§ Written problem: Show each line that has the string "JSON" in it.

§ Material for the task:

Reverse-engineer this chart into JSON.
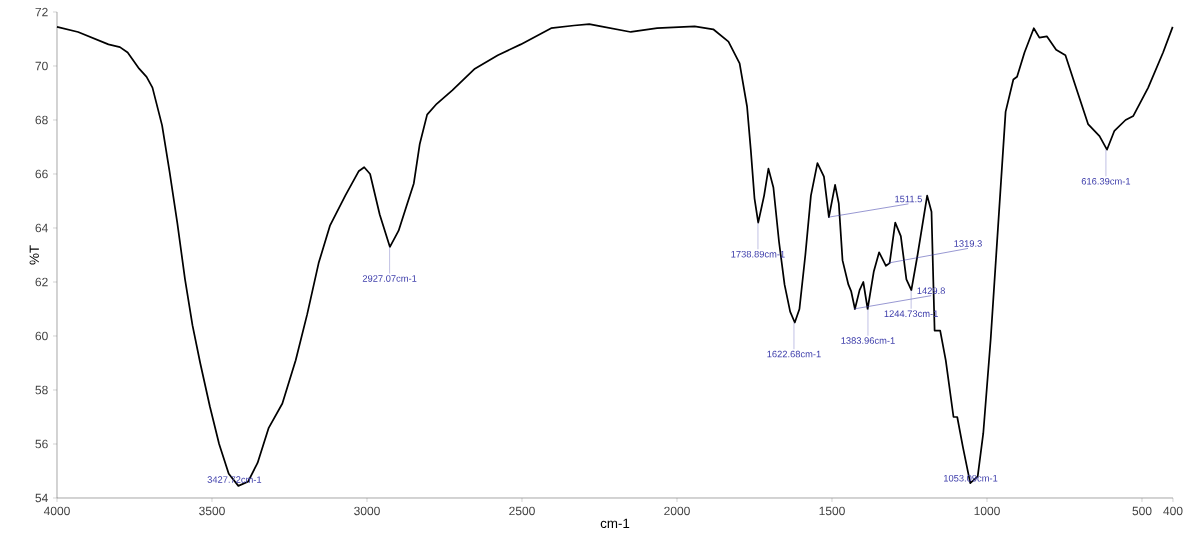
{
  "chart_data": {
    "type": "line",
    "xlabel": "cm-1",
    "ylabel": "%T",
    "color": "#000000",
    "x": [
      4000,
      3932,
      3834,
      3797,
      3772,
      3735,
      3711,
      3692,
      3661,
      3637,
      3612,
      3587,
      3563,
      3538,
      3507,
      3477,
      3446,
      3415,
      3384,
      3353,
      3317,
      3273,
      3230,
      3193,
      3156,
      3119,
      3070,
      3027,
      3009,
      2990,
      2959,
      2926,
      2898,
      2873,
      2849,
      2830,
      2806,
      2775,
      2725,
      2652,
      2578,
      2504,
      2406,
      2332,
      2283,
      2245,
      2149,
      2064,
      1943,
      1883,
      1834,
      1798,
      1774,
      1762,
      1750,
      1738,
      1719,
      1705,
      1689,
      1671,
      1653,
      1635,
      1620,
      1605,
      1586,
      1568,
      1547,
      1526,
      1510,
      1490,
      1478,
      1466,
      1447,
      1438,
      1426,
      1411,
      1399,
      1385,
      1365,
      1348,
      1326,
      1314,
      1296,
      1278,
      1260,
      1244,
      1224,
      1193,
      1179,
      1169,
      1151,
      1133,
      1108,
      1096,
      1078,
      1054,
      1030,
      1012,
      988,
      964,
      940,
      915,
      903,
      879,
      849,
      831,
      807,
      777,
      747,
      710,
      674,
      637,
      613,
      589,
      553,
      528,
      480,
      432,
      401
    ],
    "values": [
      71.45,
      71.26,
      70.8,
      70.7,
      70.5,
      69.9,
      69.6,
      69.2,
      67.8,
      66.1,
      64.2,
      62.1,
      60.4,
      59.0,
      57.4,
      56.0,
      54.9,
      54.45,
      54.6,
      55.3,
      56.6,
      57.5,
      59.1,
      60.8,
      62.7,
      64.1,
      65.2,
      66.1,
      66.25,
      66.0,
      64.5,
      63.3,
      63.9,
      64.8,
      65.65,
      67.1,
      68.2,
      68.6,
      69.1,
      69.9,
      70.4,
      70.8,
      71.4,
      71.5,
      71.55,
      71.47,
      71.26,
      71.4,
      71.47,
      71.36,
      70.9,
      70.1,
      68.5,
      66.9,
      65.1,
      64.2,
      65.2,
      66.2,
      65.5,
      63.5,
      61.9,
      60.9,
      60.5,
      61.0,
      63.0,
      65.2,
      66.4,
      65.9,
      64.4,
      65.6,
      64.9,
      62.8,
      61.9,
      61.65,
      61.0,
      61.7,
      62.0,
      61.0,
      62.4,
      63.1,
      62.6,
      62.7,
      64.2,
      63.7,
      62.1,
      61.7,
      63.0,
      65.2,
      64.6,
      60.2,
      60.2,
      59.1,
      57.0,
      57.0,
      55.9,
      54.55,
      54.8,
      56.4,
      59.9,
      64.1,
      68.3,
      69.5,
      69.6,
      70.5,
      71.4,
      71.05,
      71.1,
      70.6,
      70.4,
      69.1,
      67.85,
      67.4,
      66.9,
      67.6,
      68.0,
      68.15,
      69.2,
      70.5,
      71.45
    ],
    "xlim": [
      4000,
      400
    ],
    "ylim": [
      54,
      72
    ],
    "xticks": [
      4000,
      3500,
      3000,
      2500,
      2000,
      1500,
      1000,
      500,
      400
    ],
    "yticks": [
      54,
      56,
      58,
      60,
      62,
      64,
      66,
      68,
      70,
      72
    ],
    "annotations": [
      {
        "text": "3427.72cm-1",
        "x": 3427.72,
        "y": 54.5
      },
      {
        "text": "2927.07cm-1",
        "x": 2927.07,
        "y": 63.3
      },
      {
        "text": "1738.89cm-1",
        "x": 1738.89,
        "y": 64.2
      },
      {
        "text": "1622.68cm-1",
        "x": 1622.68,
        "y": 60.5
      },
      {
        "text": "1511.5",
        "x": 1511.5,
        "y": 64.4
      },
      {
        "text": "1383.96cm-1",
        "x": 1383.96,
        "y": 61.0
      },
      {
        "text": "1319.3",
        "x": 1319.3,
        "y": 62.7
      },
      {
        "text": "1429.8",
        "x": 1429.8,
        "y": 61.0
      },
      {
        "text": "1244.73cm-1",
        "x": 1244.73,
        "y": 61.7
      },
      {
        "text": "1053.09cm-1",
        "x": 1053.09,
        "y": 54.55
      },
      {
        "text": "616.39cm-1",
        "x": 616.39,
        "y": 66.9
      }
    ]
  }
}
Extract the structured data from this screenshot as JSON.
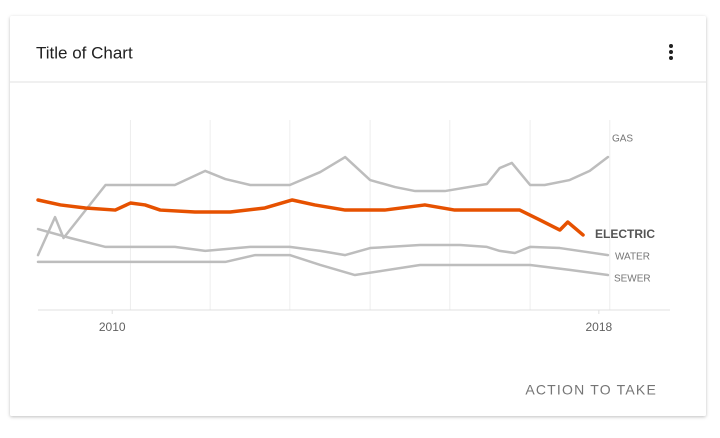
{
  "chart_data": {
    "type": "line",
    "title": "Title of Chart",
    "xlim": [
      2008.78,
      2019.17
    ],
    "ylim": [
      0,
      100
    ],
    "xticks": [
      2010,
      2018
    ],
    "xgrid": [
      2010.3,
      2011.61,
      2012.92,
      2014.24,
      2015.55,
      2016.87,
      2018.18
    ],
    "series": [
      {
        "name": "GAS",
        "color": "#bdbdbd",
        "x": [
          2008.78,
          2009.06,
          2009.2,
          2009.89,
          2011.03,
          2011.53,
          2011.86,
          2012.27,
          2012.92,
          2013.42,
          2013.83,
          2014.24,
          2014.65,
          2014.98,
          2015.47,
          2016.16,
          2016.37,
          2016.57,
          2016.87,
          2017.11,
          2017.52,
          2017.85,
          2018.15
        ],
        "values": [
          28.9,
          48.9,
          37.9,
          65.8,
          65.8,
          73.2,
          68.9,
          65.8,
          65.8,
          72.6,
          80.5,
          68.4,
          64.7,
          62.6,
          62.6,
          66.3,
          74.7,
          77.4,
          65.8,
          65.8,
          68.4,
          73.2,
          80.5
        ]
      },
      {
        "name": "ELECTRIC",
        "color": "#e65100",
        "x": [
          2008.78,
          2009.15,
          2009.56,
          2010.05,
          2010.3,
          2010.54,
          2010.79,
          2011.36,
          2011.94,
          2012.51,
          2012.96,
          2013.33,
          2013.83,
          2014.48,
          2015.14,
          2015.63,
          2016.7,
          2017.03,
          2017.36,
          2017.49,
          2017.74
        ],
        "values": [
          57.9,
          55.3,
          53.7,
          52.6,
          56.3,
          55.3,
          52.6,
          51.6,
          51.6,
          53.7,
          57.9,
          55.3,
          52.6,
          52.6,
          55.3,
          52.6,
          52.6,
          47.4,
          42.1,
          46.3,
          39.5
        ]
      },
      {
        "name": "WATER",
        "color": "#bdbdbd",
        "x": [
          2008.78,
          2009.31,
          2009.89,
          2011.03,
          2011.53,
          2012.27,
          2012.92,
          2013.42,
          2013.83,
          2014.24,
          2015.06,
          2015.72,
          2016.16,
          2016.37,
          2016.62,
          2016.87,
          2017.36,
          2018.15
        ],
        "values": [
          42.6,
          37.9,
          33.2,
          33.2,
          31.1,
          33.2,
          33.2,
          31.1,
          28.9,
          32.6,
          34.2,
          34.2,
          33.2,
          31.1,
          30,
          33.2,
          32.6,
          28.9
        ]
      },
      {
        "name": "SEWER",
        "color": "#bdbdbd",
        "x": [
          2008.78,
          2011.86,
          2012.35,
          2012.92,
          2013.42,
          2013.99,
          2015.06,
          2016.87,
          2017.52,
          2018.15
        ],
        "values": [
          25.3,
          25.3,
          28.9,
          28.9,
          23.7,
          18.4,
          23.7,
          23.7,
          21.1,
          18.4
        ]
      }
    ]
  },
  "card": {
    "action": "ACTION TO TAKE"
  }
}
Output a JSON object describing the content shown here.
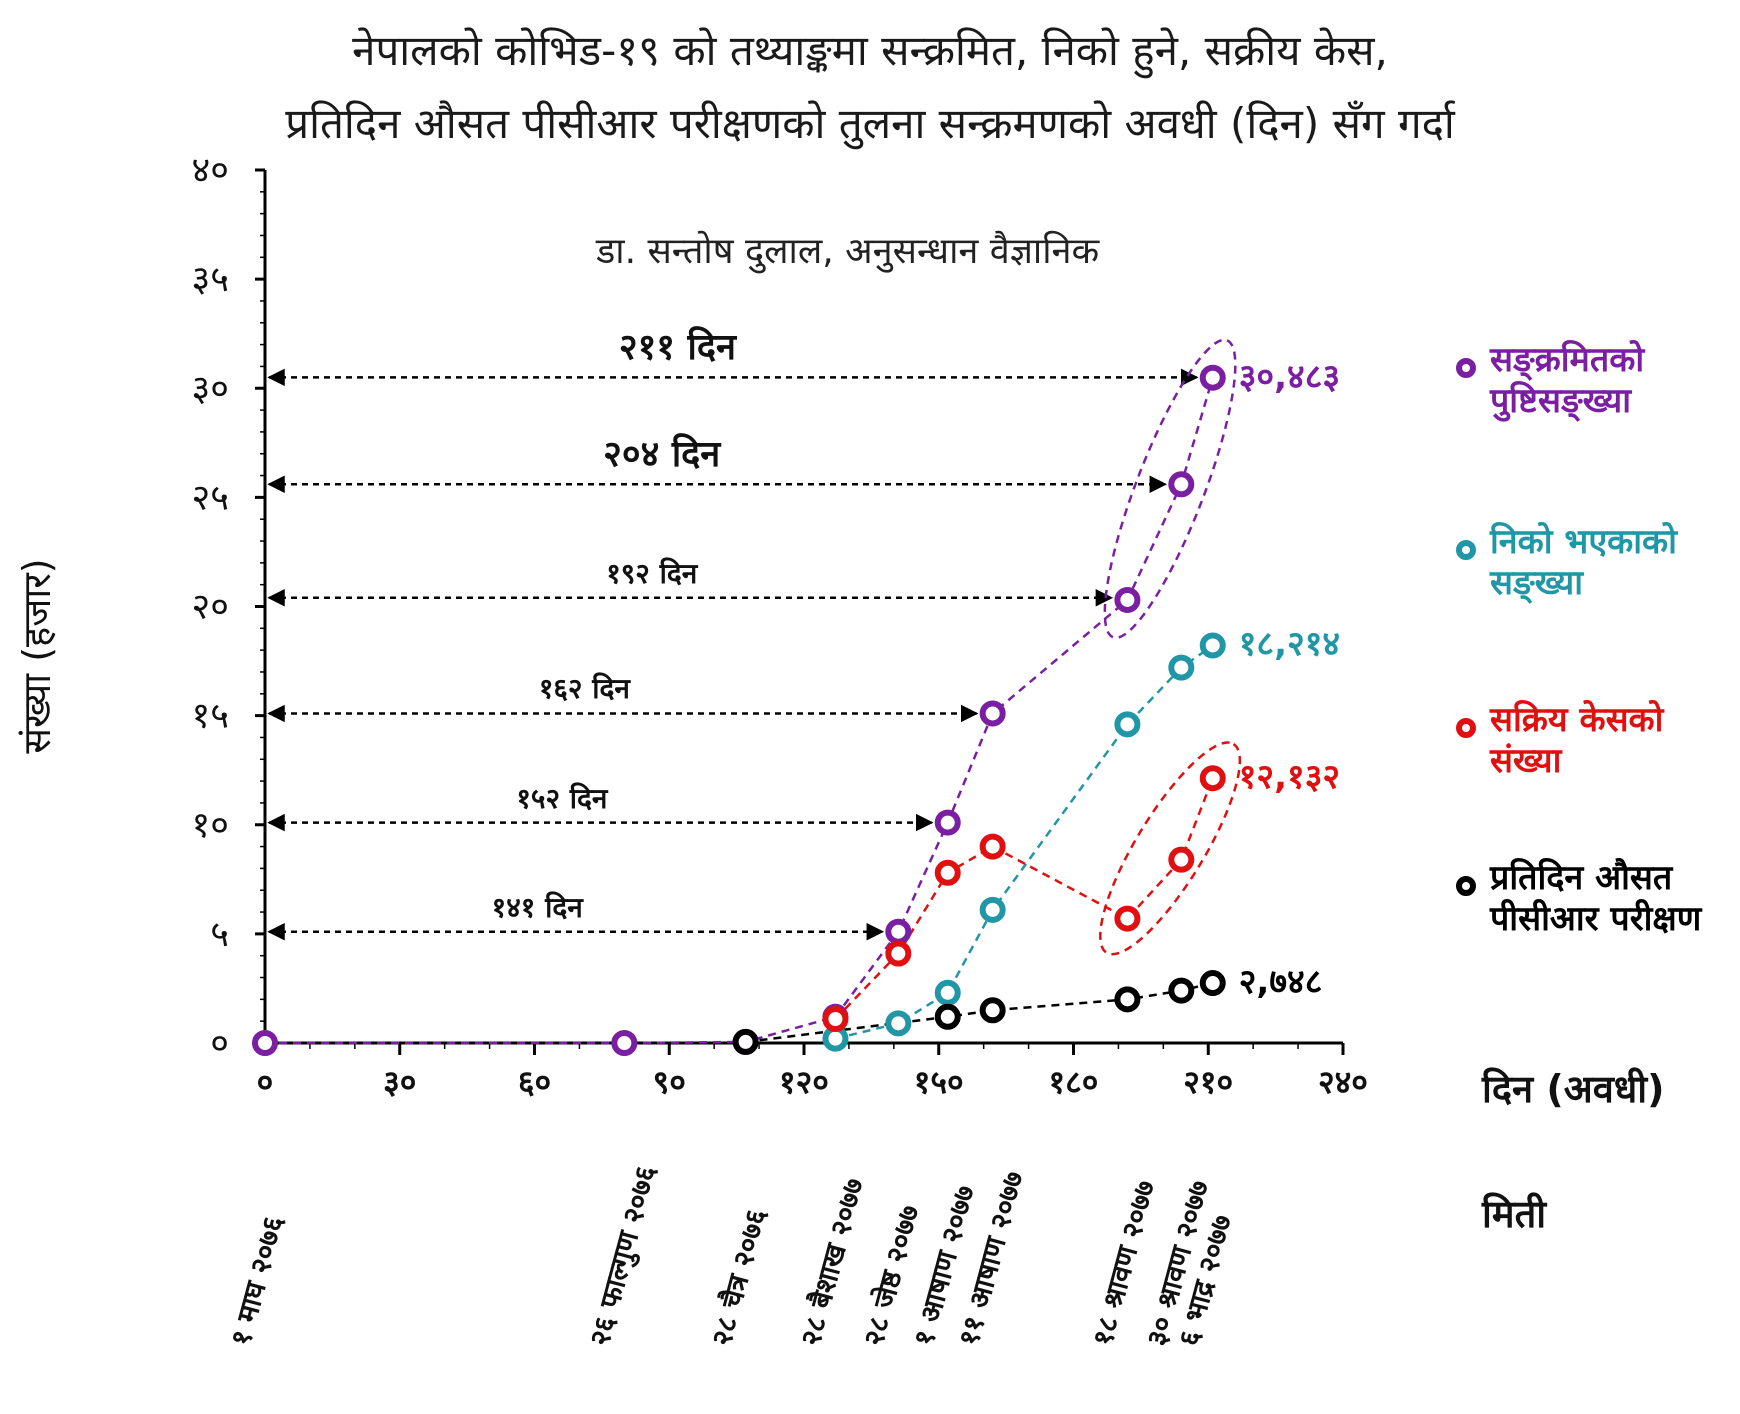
{
  "title_line1": "नेपालको कोभिड-१९ को तथ्याङ्कमा सन्क्रमित, निको हुने, सक्रीय केस,",
  "title_line2": "प्रतिदिन औसत पीसीआर परीक्षणको तुलना सन्क्रमणको अवधी  (दिन)  सँग गर्दा",
  "subtitle": "डा. सन्तोष दुलाल,  अनुसन्धान वैज्ञानिक",
  "ylabel": "संख्या (हजार)",
  "xlabel": "दिन (अवधी)",
  "date_label": "मिती",
  "y_tick_labels": [
    "०",
    "५",
    "१०",
    "१५",
    "२०",
    "२५",
    "३०",
    "३५",
    "४०"
  ],
  "x_tick_labels": [
    "०",
    "३०",
    "६०",
    "९०",
    "१२०",
    "१५०",
    "१८०",
    "२१०",
    "२४०"
  ],
  "dates": [
    {
      "day": 0,
      "label": "१ माघ २०७६"
    },
    {
      "day": 80,
      "label": "२६ फाल्गुण २०७६"
    },
    {
      "day": 107,
      "label": "२८ चैत्र २०७६"
    },
    {
      "day": 127,
      "label": "२८ बैशाख २०७७"
    },
    {
      "day": 141,
      "label": "२८ जेष्ठ २०७७"
    },
    {
      "day": 152,
      "label": "१ आषाण २०७७"
    },
    {
      "day": 162,
      "label": "११ आषाण २०७७"
    },
    {
      "day": 192,
      "label": "१८ श्रावण २०७७"
    },
    {
      "day": 204,
      "label": "३० श्रावण २०७७"
    },
    {
      "day": 211,
      "label": "६ भाद्र २०७७"
    }
  ],
  "intervals": [
    {
      "label": "२११  दिन",
      "y": 30.5,
      "day": 211,
      "size": "big"
    },
    {
      "label": "२०४  दिन",
      "y": 25.6,
      "day": 204,
      "size": "big"
    },
    {
      "label": "१९२  दिन",
      "y": 20.4,
      "day": 192,
      "size": "small"
    },
    {
      "label": "१६२  दिन",
      "y": 15.1,
      "day": 162,
      "size": "small"
    },
    {
      "label": "१५२ दिन",
      "y": 10.1,
      "day": 152,
      "size": "small"
    },
    {
      "label": "१४१ दिन",
      "y": 5.1,
      "day": 141,
      "size": "small"
    }
  ],
  "end_labels": [
    {
      "text": "३०,४८३",
      "series": 0
    },
    {
      "text": "१८,२१४",
      "series": 1
    },
    {
      "text": "१२,१३२",
      "series": 2
    },
    {
      "text": "२,७४८",
      "series": 3
    }
  ],
  "colors": {
    "purple": "#7b1fa2",
    "teal": "#2196a6",
    "red": "#e01010",
    "black": "#000000"
  },
  "chart_data": {
    "type": "scatter",
    "x_unit": "days",
    "y_unit": "thousands",
    "xlim": [
      0,
      240
    ],
    "ylim": [
      0,
      40
    ],
    "x_ticks": [
      0,
      30,
      60,
      90,
      120,
      150,
      180,
      210,
      240
    ],
    "y_ticks": [
      0,
      5,
      10,
      15,
      20,
      25,
      30,
      35,
      40
    ],
    "series": [
      {
        "name": "सङ्क्रमितको पुष्टिसङ्ख्या",
        "color": "#7b1fa2",
        "x": [
          0,
          80,
          107,
          127,
          141,
          152,
          162,
          192,
          204,
          211
        ],
        "y": [
          0,
          0,
          0.05,
          1.2,
          5.1,
          10.1,
          15.1,
          20.3,
          25.6,
          30.483
        ]
      },
      {
        "name": "निको भएकाको सङ्ख्या",
        "color": "#2196a6",
        "x": [
          127,
          141,
          152,
          162,
          192,
          204,
          211
        ],
        "y": [
          0.2,
          0.9,
          2.3,
          6.1,
          14.6,
          17.2,
          18.214
        ]
      },
      {
        "name": "सक्रिय केसको संख्या",
        "color": "#e01010",
        "x": [
          127,
          141,
          152,
          162,
          192,
          204,
          211
        ],
        "y": [
          1.1,
          4.1,
          7.8,
          9.0,
          5.7,
          8.4,
          12.132
        ]
      },
      {
        "name": "प्रतिदिन औसत पीसीआर परीक्षण",
        "color": "#000000",
        "x": [
          107,
          152,
          162,
          192,
          204,
          211
        ],
        "y": [
          0.05,
          1.2,
          1.5,
          2.0,
          2.4,
          2.748
        ]
      }
    ]
  }
}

§ Result for this task:
Reverse-engineer this chart into JSON.
Extract the structured data from this screenshot as JSON.
Output a JSON object describing the content shown here.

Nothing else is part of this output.